_WHAT TO WORK ON_
Set down each line of the material that follows, exactly, with no pictures.

━━━━━━━━━━━━━━━━━━━━━━━━━━━━━━

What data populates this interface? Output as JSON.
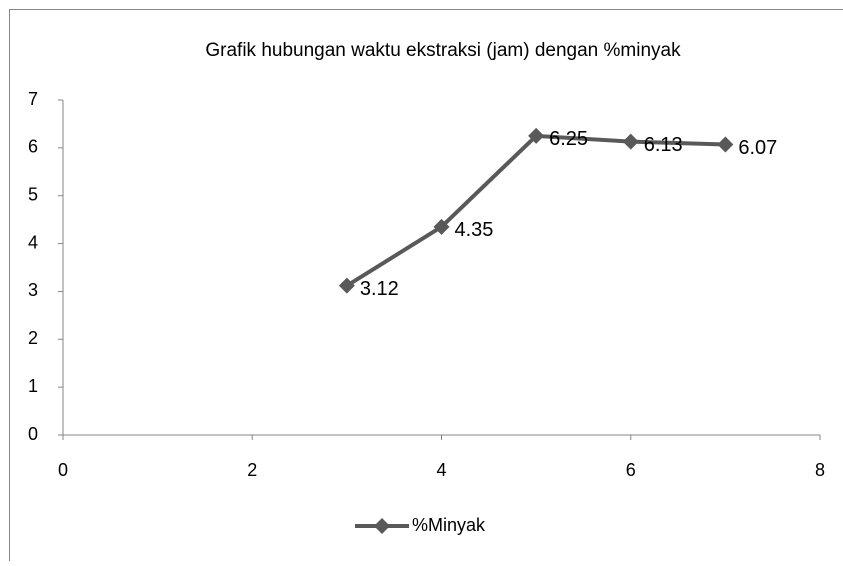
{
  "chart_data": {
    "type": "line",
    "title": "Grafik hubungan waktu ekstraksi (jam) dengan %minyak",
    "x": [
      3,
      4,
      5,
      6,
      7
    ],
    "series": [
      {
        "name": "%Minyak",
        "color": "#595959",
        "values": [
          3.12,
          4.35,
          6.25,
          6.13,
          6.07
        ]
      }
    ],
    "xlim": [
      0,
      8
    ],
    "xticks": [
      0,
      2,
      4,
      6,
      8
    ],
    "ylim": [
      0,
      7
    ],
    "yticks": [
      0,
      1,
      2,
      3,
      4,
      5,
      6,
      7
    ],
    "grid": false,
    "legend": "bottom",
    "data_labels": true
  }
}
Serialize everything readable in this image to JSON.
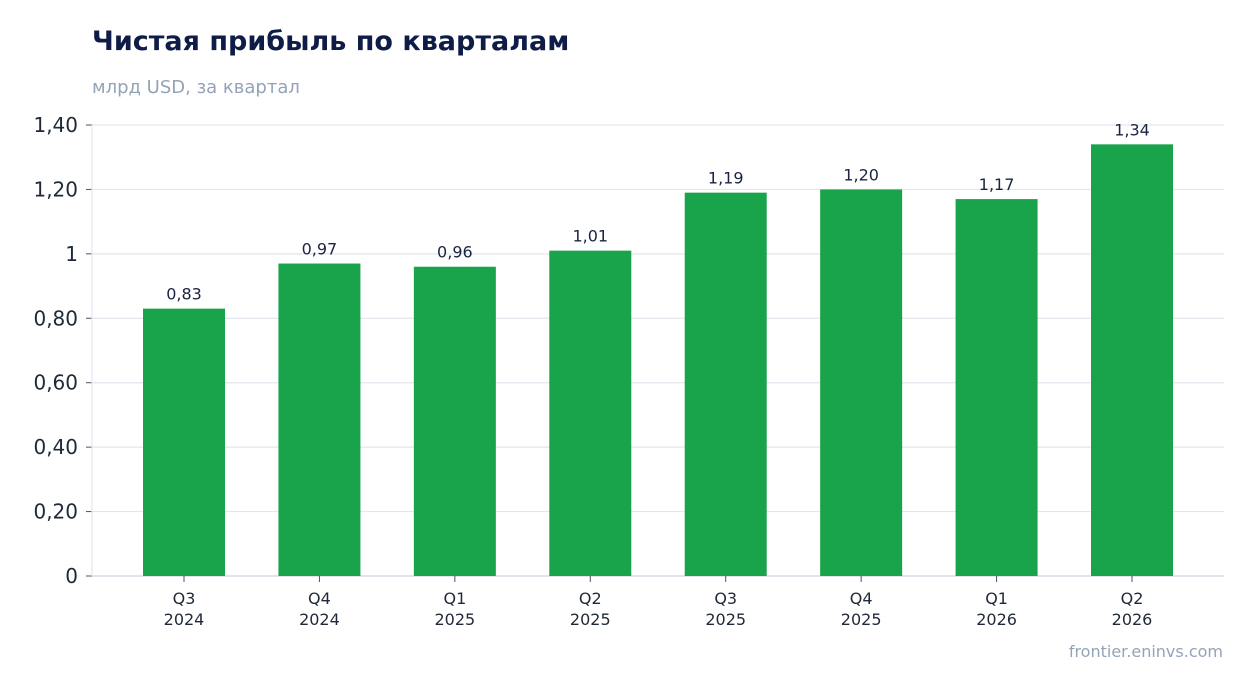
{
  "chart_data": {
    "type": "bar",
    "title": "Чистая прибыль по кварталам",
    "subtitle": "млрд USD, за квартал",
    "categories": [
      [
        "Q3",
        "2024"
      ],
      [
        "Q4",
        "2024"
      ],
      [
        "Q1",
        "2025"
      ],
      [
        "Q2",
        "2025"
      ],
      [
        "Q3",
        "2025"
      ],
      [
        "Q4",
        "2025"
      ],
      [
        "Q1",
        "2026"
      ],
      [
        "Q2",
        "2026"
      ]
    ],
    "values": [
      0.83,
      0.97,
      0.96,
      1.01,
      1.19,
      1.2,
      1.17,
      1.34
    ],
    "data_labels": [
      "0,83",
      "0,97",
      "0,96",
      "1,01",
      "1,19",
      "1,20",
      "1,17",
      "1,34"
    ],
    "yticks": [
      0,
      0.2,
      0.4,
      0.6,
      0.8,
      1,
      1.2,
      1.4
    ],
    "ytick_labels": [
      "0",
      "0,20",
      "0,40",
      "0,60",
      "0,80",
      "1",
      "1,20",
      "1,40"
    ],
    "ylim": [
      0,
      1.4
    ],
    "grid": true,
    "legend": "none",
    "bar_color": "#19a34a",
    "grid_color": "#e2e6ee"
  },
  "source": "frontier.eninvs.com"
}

━━━━━━━━━━━━━━━━━━━━━━━━━━━━━━

_OUTPUT_
What data populates this interface? Output as JSON.
{
  "chart_data": {
    "type": "line",
    "title": "Grafik hubungan waktu ekstraksi (jam) dengan %minyak",
    "x": [
      3,
      4,
      5,
      6,
      7
    ],
    "series": [
      {
        "name": "%Minyak",
        "color": "#595959",
        "values": [
          3.12,
          4.35,
          6.25,
          6.13,
          6.07
        ]
      }
    ],
    "xlim": [
      0,
      8
    ],
    "xticks": [
      0,
      2,
      4,
      6,
      8
    ],
    "ylim": [
      0,
      7
    ],
    "yticks": [
      0,
      1,
      2,
      3,
      4,
      5,
      6,
      7
    ],
    "grid": false,
    "legend": "bottom",
    "data_labels": true
  }
}
Serialize everything readable in this image to JSON.
{
  "chart_data": {
    "type": "bar",
    "title": "Чистая прибыль по кварталам",
    "subtitle": "млрд USD, за квартал",
    "categories": [
      [
        "Q3",
        "2024"
      ],
      [
        "Q4",
        "2024"
      ],
      [
        "Q1",
        "2025"
      ],
      [
        "Q2",
        "2025"
      ],
      [
        "Q3",
        "2025"
      ],
      [
        "Q4",
        "2025"
      ],
      [
        "Q1",
        "2026"
      ],
      [
        "Q2",
        "2026"
      ]
    ],
    "values": [
      0.83,
      0.97,
      0.96,
      1.01,
      1.19,
      1.2,
      1.17,
      1.34
    ],
    "data_labels": [
      "0,83",
      "0,97",
      "0,96",
      "1,01",
      "1,19",
      "1,20",
      "1,17",
      "1,34"
    ],
    "yticks": [
      0,
      0.2,
      0.4,
      0.6,
      0.8,
      1,
      1.2,
      1.4
    ],
    "ytick_labels": [
      "0",
      "0,20",
      "0,40",
      "0,60",
      "0,80",
      "1",
      "1,20",
      "1,40"
    ],
    "ylim": [
      0,
      1.4
    ],
    "grid": true,
    "legend": "none",
    "bar_color": "#19a34a",
    "grid_color": "#e2e6ee"
  },
  "source": "frontier.eninvs.com"
}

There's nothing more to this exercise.